(Data items)
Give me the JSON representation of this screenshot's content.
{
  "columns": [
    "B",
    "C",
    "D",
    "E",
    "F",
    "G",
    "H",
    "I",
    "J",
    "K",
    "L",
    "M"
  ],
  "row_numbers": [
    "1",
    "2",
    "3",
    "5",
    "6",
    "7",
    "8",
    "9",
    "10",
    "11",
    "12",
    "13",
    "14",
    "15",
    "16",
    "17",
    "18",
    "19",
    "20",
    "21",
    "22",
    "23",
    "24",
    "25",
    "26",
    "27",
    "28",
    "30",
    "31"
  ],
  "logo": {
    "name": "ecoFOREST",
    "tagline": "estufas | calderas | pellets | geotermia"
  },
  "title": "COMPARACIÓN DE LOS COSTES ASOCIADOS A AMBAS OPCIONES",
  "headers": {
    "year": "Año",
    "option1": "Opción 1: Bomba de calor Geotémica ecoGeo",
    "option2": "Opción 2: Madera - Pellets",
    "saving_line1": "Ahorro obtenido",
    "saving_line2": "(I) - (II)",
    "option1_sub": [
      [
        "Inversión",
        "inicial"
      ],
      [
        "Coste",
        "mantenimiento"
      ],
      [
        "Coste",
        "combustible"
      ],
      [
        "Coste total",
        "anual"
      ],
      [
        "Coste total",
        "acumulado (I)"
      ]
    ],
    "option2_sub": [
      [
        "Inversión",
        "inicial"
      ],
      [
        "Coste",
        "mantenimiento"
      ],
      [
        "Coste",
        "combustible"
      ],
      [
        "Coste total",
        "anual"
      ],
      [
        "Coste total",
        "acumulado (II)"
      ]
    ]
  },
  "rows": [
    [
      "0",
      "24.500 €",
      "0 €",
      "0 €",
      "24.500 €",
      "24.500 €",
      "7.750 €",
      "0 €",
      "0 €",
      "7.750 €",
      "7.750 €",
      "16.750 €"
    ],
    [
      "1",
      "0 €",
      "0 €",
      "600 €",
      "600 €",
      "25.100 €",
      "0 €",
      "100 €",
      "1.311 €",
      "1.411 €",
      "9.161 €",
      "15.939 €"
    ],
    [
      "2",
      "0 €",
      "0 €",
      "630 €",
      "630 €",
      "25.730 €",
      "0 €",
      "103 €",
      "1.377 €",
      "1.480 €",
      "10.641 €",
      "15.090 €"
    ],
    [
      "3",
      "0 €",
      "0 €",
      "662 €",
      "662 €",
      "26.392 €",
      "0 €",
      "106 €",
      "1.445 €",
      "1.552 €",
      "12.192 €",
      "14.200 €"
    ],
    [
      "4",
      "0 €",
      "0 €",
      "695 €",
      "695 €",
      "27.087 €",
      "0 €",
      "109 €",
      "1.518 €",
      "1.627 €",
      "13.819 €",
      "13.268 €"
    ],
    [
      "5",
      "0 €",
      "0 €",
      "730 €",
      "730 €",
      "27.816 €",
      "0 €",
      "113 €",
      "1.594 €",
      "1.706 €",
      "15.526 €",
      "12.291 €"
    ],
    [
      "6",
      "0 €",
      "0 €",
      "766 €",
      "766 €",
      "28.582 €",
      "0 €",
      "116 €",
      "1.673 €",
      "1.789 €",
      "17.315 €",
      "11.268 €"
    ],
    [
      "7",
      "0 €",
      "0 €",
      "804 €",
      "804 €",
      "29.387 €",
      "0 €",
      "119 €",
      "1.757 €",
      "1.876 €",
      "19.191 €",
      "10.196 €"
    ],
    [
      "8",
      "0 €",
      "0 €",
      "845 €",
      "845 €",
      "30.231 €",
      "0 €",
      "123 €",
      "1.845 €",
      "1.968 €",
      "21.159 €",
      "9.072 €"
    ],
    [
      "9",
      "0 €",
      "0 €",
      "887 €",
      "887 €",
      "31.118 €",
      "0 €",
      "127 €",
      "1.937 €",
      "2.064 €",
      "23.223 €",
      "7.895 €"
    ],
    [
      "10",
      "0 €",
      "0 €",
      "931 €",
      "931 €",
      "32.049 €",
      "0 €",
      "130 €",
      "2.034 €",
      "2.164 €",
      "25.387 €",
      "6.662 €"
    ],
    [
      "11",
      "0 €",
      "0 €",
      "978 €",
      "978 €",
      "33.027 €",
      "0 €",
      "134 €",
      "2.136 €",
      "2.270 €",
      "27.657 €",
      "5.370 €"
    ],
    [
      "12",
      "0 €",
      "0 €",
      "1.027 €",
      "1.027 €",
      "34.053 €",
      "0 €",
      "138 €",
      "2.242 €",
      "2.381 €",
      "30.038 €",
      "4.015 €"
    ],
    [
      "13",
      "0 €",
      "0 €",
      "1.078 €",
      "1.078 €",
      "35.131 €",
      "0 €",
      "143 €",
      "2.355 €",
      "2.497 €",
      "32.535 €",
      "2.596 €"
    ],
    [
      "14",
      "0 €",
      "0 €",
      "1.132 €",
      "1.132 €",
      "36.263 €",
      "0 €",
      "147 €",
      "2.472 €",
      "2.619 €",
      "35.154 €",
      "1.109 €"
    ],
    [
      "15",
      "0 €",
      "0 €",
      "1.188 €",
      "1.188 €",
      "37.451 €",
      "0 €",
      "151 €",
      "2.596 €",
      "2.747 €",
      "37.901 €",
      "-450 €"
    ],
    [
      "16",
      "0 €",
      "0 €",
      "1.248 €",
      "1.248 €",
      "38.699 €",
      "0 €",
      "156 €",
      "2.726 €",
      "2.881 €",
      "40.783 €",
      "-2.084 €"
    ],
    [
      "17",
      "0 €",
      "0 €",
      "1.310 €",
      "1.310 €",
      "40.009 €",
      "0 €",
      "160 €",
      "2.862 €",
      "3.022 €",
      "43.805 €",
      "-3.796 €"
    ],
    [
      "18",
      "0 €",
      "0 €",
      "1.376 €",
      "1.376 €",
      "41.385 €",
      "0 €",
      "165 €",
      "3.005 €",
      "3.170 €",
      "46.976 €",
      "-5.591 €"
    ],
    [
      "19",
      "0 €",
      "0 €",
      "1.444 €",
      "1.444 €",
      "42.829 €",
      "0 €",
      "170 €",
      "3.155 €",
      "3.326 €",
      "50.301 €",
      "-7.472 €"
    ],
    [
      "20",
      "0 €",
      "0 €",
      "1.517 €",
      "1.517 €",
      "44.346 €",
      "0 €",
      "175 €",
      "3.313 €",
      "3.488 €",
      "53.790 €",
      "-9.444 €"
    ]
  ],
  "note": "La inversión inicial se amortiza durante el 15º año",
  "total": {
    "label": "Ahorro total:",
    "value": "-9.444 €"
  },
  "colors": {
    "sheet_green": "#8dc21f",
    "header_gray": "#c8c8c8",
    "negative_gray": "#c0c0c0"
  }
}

» **DIRECTION**
Print out every entry, keeping each one exact.

» **RESPONSE TO THIS TASK**
Give me the JSON representation of this screenshot's content.
{
  "columns": [
    "B",
    "C",
    "D",
    "E",
    "F",
    "G",
    "H",
    "I",
    "J",
    "K",
    "L",
    "M"
  ],
  "row_numbers": [
    "1",
    "2",
    "3",
    "5",
    "6",
    "7",
    "8",
    "9",
    "10",
    "11",
    "12",
    "13",
    "14",
    "15",
    "16",
    "17",
    "18",
    "19",
    "20",
    "21",
    "22",
    "23",
    "24",
    "25",
    "26",
    "27",
    "28",
    "30",
    "31"
  ],
  "logo": {
    "name": "ecoFOREST",
    "tagline": "estufas | calderas | pellets | geotermia"
  },
  "title": "COMPARACIÓN DE LOS COSTES ASOCIADOS A AMBAS OPCIONES",
  "headers": {
    "year": "Año",
    "option1": "Opción 1: Bomba de calor Geotémica ecoGeo",
    "option2": "Opción 2: Madera - Pellets",
    "saving_line1": "Ahorro obtenido",
    "saving_line2": "(I) - (II)",
    "option1_sub": [
      [
        "Inversión",
        "inicial"
      ],
      [
        "Coste",
        "mantenimiento"
      ],
      [
        "Coste",
        "combustible"
      ],
      [
        "Coste total",
        "anual"
      ],
      [
        "Coste total",
        "acumulado (I)"
      ]
    ],
    "option2_sub": [
      [
        "Inversión",
        "inicial"
      ],
      [
        "Coste",
        "mantenimiento"
      ],
      [
        "Coste",
        "combustible"
      ],
      [
        "Coste total",
        "anual"
      ],
      [
        "Coste total",
        "acumulado (II)"
      ]
    ]
  },
  "rows": [
    [
      "0",
      "24.500 €",
      "0 €",
      "0 €",
      "24.500 €",
      "24.500 €",
      "7.750 €",
      "0 €",
      "0 €",
      "7.750 €",
      "7.750 €",
      "16.750 €"
    ],
    [
      "1",
      "0 €",
      "0 €",
      "600 €",
      "600 €",
      "25.100 €",
      "0 €",
      "100 €",
      "1.311 €",
      "1.411 €",
      "9.161 €",
      "15.939 €"
    ],
    [
      "2",
      "0 €",
      "0 €",
      "630 €",
      "630 €",
      "25.730 €",
      "0 €",
      "103 €",
      "1.377 €",
      "1.480 €",
      "10.641 €",
      "15.090 €"
    ],
    [
      "3",
      "0 €",
      "0 €",
      "662 €",
      "662 €",
      "26.392 €",
      "0 €",
      "106 €",
      "1.445 €",
      "1.552 €",
      "12.192 €",
      "14.200 €"
    ],
    [
      "4",
      "0 €",
      "0 €",
      "695 €",
      "695 €",
      "27.087 €",
      "0 €",
      "109 €",
      "1.518 €",
      "1.627 €",
      "13.819 €",
      "13.268 €"
    ],
    [
      "5",
      "0 €",
      "0 €",
      "730 €",
      "730 €",
      "27.816 €",
      "0 €",
      "113 €",
      "1.594 €",
      "1.706 €",
      "15.526 €",
      "12.291 €"
    ],
    [
      "6",
      "0 €",
      "0 €",
      "766 €",
      "766 €",
      "28.582 €",
      "0 €",
      "116 €",
      "1.673 €",
      "1.789 €",
      "17.315 €",
      "11.268 €"
    ],
    [
      "7",
      "0 €",
      "0 €",
      "804 €",
      "804 €",
      "29.387 €",
      "0 €",
      "119 €",
      "1.757 €",
      "1.876 €",
      "19.191 €",
      "10.196 €"
    ],
    [
      "8",
      "0 €",
      "0 €",
      "845 €",
      "845 €",
      "30.231 €",
      "0 €",
      "123 €",
      "1.845 €",
      "1.968 €",
      "21.159 €",
      "9.072 €"
    ],
    [
      "9",
      "0 €",
      "0 €",
      "887 €",
      "887 €",
      "31.118 €",
      "0 €",
      "127 €",
      "1.937 €",
      "2.064 €",
      "23.223 €",
      "7.895 €"
    ],
    [
      "10",
      "0 €",
      "0 €",
      "931 €",
      "931 €",
      "32.049 €",
      "0 €",
      "130 €",
      "2.034 €",
      "2.164 €",
      "25.387 €",
      "6.662 €"
    ],
    [
      "11",
      "0 €",
      "0 €",
      "978 €",
      "978 €",
      "33.027 €",
      "0 €",
      "134 €",
      "2.136 €",
      "2.270 €",
      "27.657 €",
      "5.370 €"
    ],
    [
      "12",
      "0 €",
      "0 €",
      "1.027 €",
      "1.027 €",
      "34.053 €",
      "0 €",
      "138 €",
      "2.242 €",
      "2.381 €",
      "30.038 €",
      "4.015 €"
    ],
    [
      "13",
      "0 €",
      "0 €",
      "1.078 €",
      "1.078 €",
      "35.131 €",
      "0 €",
      "143 €",
      "2.355 €",
      "2.497 €",
      "32.535 €",
      "2.596 €"
    ],
    [
      "14",
      "0 €",
      "0 €",
      "1.132 €",
      "1.132 €",
      "36.263 €",
      "0 €",
      "147 €",
      "2.472 €",
      "2.619 €",
      "35.154 €",
      "1.109 €"
    ],
    [
      "15",
      "0 €",
      "0 €",
      "1.188 €",
      "1.188 €",
      "37.451 €",
      "0 €",
      "151 €",
      "2.596 €",
      "2.747 €",
      "37.901 €",
      "-450 €"
    ],
    [
      "16",
      "0 €",
      "0 €",
      "1.248 €",
      "1.248 €",
      "38.699 €",
      "0 €",
      "156 €",
      "2.726 €",
      "2.881 €",
      "40.783 €",
      "-2.084 €"
    ],
    [
      "17",
      "0 €",
      "0 €",
      "1.310 €",
      "1.310 €",
      "40.009 €",
      "0 €",
      "160 €",
      "2.862 €",
      "3.022 €",
      "43.805 €",
      "-3.796 €"
    ],
    [
      "18",
      "0 €",
      "0 €",
      "1.376 €",
      "1.376 €",
      "41.385 €",
      "0 €",
      "165 €",
      "3.005 €",
      "3.170 €",
      "46.976 €",
      "-5.591 €"
    ],
    [
      "19",
      "0 €",
      "0 €",
      "1.444 €",
      "1.444 €",
      "42.829 €",
      "0 €",
      "170 €",
      "3.155 €",
      "3.326 €",
      "50.301 €",
      "-7.472 €"
    ],
    [
      "20",
      "0 €",
      "0 €",
      "1.517 €",
      "1.517 €",
      "44.346 €",
      "0 €",
      "175 €",
      "3.313 €",
      "3.488 €",
      "53.790 €",
      "-9.444 €"
    ]
  ],
  "note": "La inversión inicial se amortiza durante el 15º año",
  "total": {
    "label": "Ahorro total:",
    "value": "-9.444 €"
  },
  "colors": {
    "sheet_green": "#8dc21f",
    "header_gray": "#c8c8c8",
    "negative_gray": "#c0c0c0"
  }
}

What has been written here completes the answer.